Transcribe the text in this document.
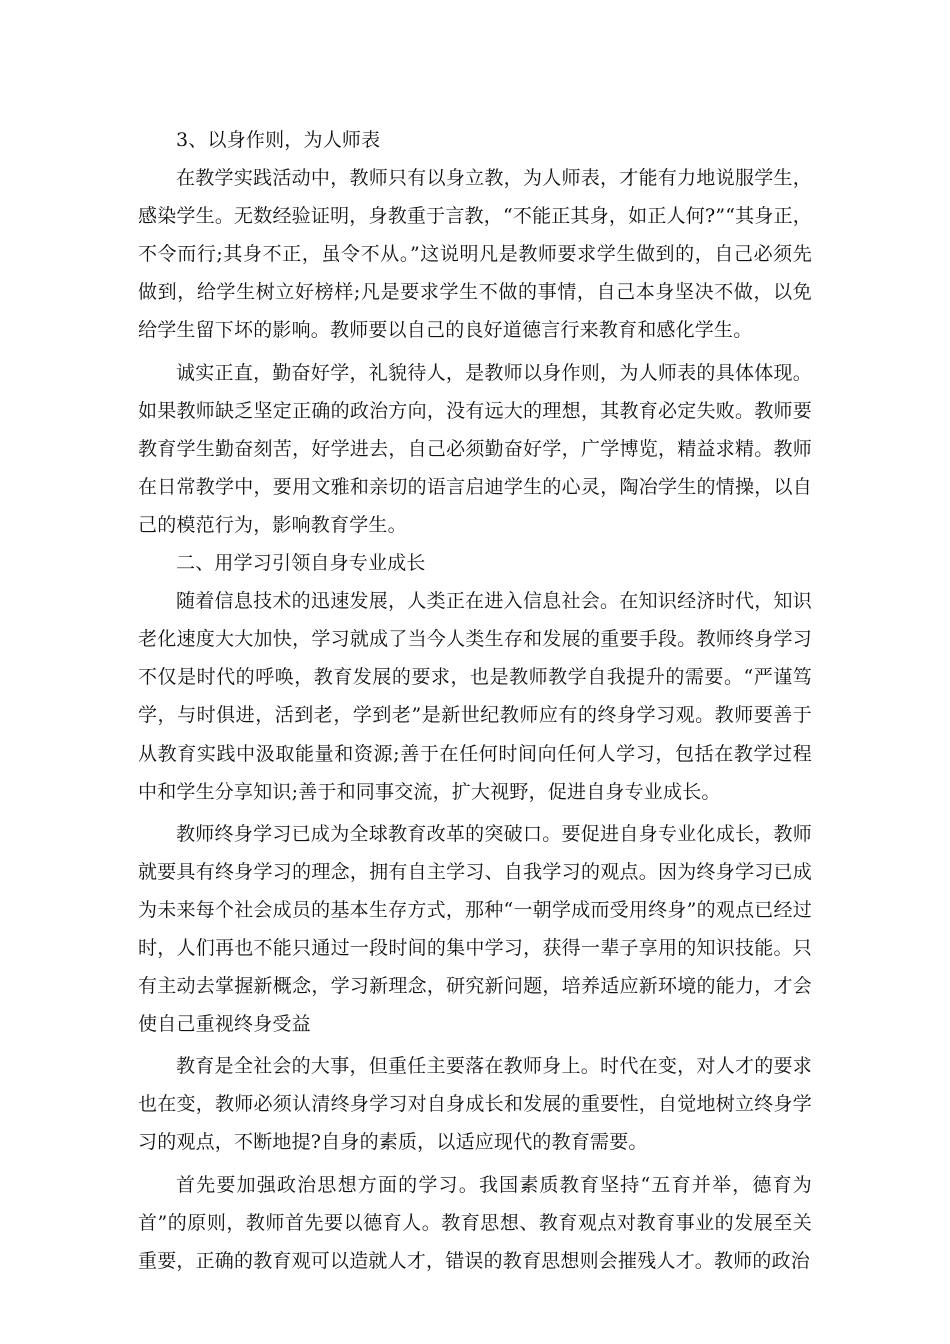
3、以身作则，为人师表

在教学实践活动中，教师只有以身立教，为人师表，才能有力地说服学生，感染学生。无数经验证明，身教重于言教，“不能正其身，如正人何?”“其身正，不令而行;其身不正，虽令不从。”这说明凡是教师要求学生做到的，自己必须先做到，给学生树立好榜样;凡是要求学生不做的事情，自己本身坚决不做，以免给学生留下坏的影响。教师要以自己的良好道德言行来教育和感化学生。

诚实正直，勤奋好学，礼貌待人，是教师以身作则，为人师表的具体体现。如果教师缺乏坚定正确的政治方向，没有远大的理想，其教育必定失败。教师要教育学生勤奋刻苦，好学进去，自己必须勤奋好学，广学博览，精益求精。教师在日常教学中，要用文雅和亲切的语言启迪学生的心灵，陶冶学生的情操，以自己的模范行为，影响教育学生。

二、用学习引领自身专业成长

随着信息技术的迅速发展，人类正在进入信息社会。在知识经济时代，知识老化速度大大加快，学习就成了当今人类生存和发展的重要手段。教师终身学习不仅是时代的呼唤，教育发展的要求，也是教师教学自我提升的需要。“严谨笃学，与时俱进，活到老，学到老”是新世纪教师应有的终身学习观。教师要善于从教育实践中汲取能量和资源;善于在任何时间向任何人学习，包括在教学过程中和学生分享知识;善于和同事交流，扩大视野，促进自身专业成长。

教师终身学习已成为全球教育改革的突破口。要促进自身专业化成长，教师就要具有终身学习的理念，拥有自主学习、自我学习的观点。因为终身学习已成为未来每个社会成员的基本生存方式，那种“一朝学成而受用终身”的观点已经过时，人们再也不能只通过一段时间的集中学习，获得一辈子享用的知识技能。只有主动去掌握新概念，学习新理念，研究新问题，培养适应新环境的能力，才会使自己重视终身受益

教育是全社会的大事，但重任主要落在教师身上。时代在变，对人才的要求也在变，教师必须认清终身学习对自身成长和发展的重要性，自觉地树立终身学习的观点，不断地提?自身的素质，以适应现代的教育需要。

首先要加强政治思想方面的学习。我国素质教育坚持“五育并举，德育为首”的原则，教师首先要以德育人。教育思想、教育观点对教育事业的发展至关重要，正确的教育观可以造就人才，错误的教育思想则会摧残人才。教师的政治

• _EXERCISE INSTRUCTIONS_
Write the listing above out again exactly, dropping each image.

• _EXPECTED ANSWER_
Transcribe the text in this document.
3、以身作则，为人师表

在教学实践活动中，教师只有以身立教，为人师表，才能有力地说服学生，感染学生。无数经验证明，身教重于言教，“不能正其身，如正人何?”“其身正，不令而行;其身不正，虽令不从。”这说明凡是教师要求学生做到的，自己必须先做到，给学生树立好榜样;凡是要求学生不做的事情，自己本身坚决不做，以免给学生留下坏的影响。教师要以自己的良好道德言行来教育和感化学生。

诚实正直，勤奋好学，礼貌待人，是教师以身作则，为人师表的具体体现。如果教师缺乏坚定正确的政治方向，没有远大的理想，其教育必定失败。教师要教育学生勤奋刻苦，好学进去，自己必须勤奋好学，广学博览，精益求精。教师在日常教学中，要用文雅和亲切的语言启迪学生的心灵，陶冶学生的情操，以自己的模范行为，影响教育学生。

二、用学习引领自身专业成长

随着信息技术的迅速发展，人类正在进入信息社会。在知识经济时代，知识老化速度大大加快，学习就成了当今人类生存和发展的重要手段。教师终身学习不仅是时代的呼唤，教育发展的要求，也是教师教学自我提升的需要。“严谨笃学，与时俱进，活到老，学到老”是新世纪教师应有的终身学习观。教师要善于从教育实践中汲取能量和资源;善于在任何时间向任何人学习，包括在教学过程中和学生分享知识;善于和同事交流，扩大视野，促进自身专业成长。

教师终身学习已成为全球教育改革的突破口。要促进自身专业化成长，教师就要具有终身学习的理念，拥有自主学习、自我学习的观点。因为终身学习已成为未来每个社会成员的基本生存方式，那种“一朝学成而受用终身”的观点已经过时，人们再也不能只通过一段时间的集中学习，获得一辈子享用的知识技能。只有主动去掌握新概念，学习新理念，研究新问题，培养适应新环境的能力，才会使自己重视终身受益

教育是全社会的大事，但重任主要落在教师身上。时代在变，对人才的要求也在变，教师必须认清终身学习对自身成长和发展的重要性，自觉地树立终身学习的观点，不断地提?自身的素质，以适应现代的教育需要。

首先要加强政治思想方面的学习。我国素质教育坚持“五育并举，德育为首”的原则，教师首先要以德育人。教育思想、教育观点对教育事业的发展至关重要，正确的教育观可以造就人才，错误的教育思想则会摧残人才。教师的政治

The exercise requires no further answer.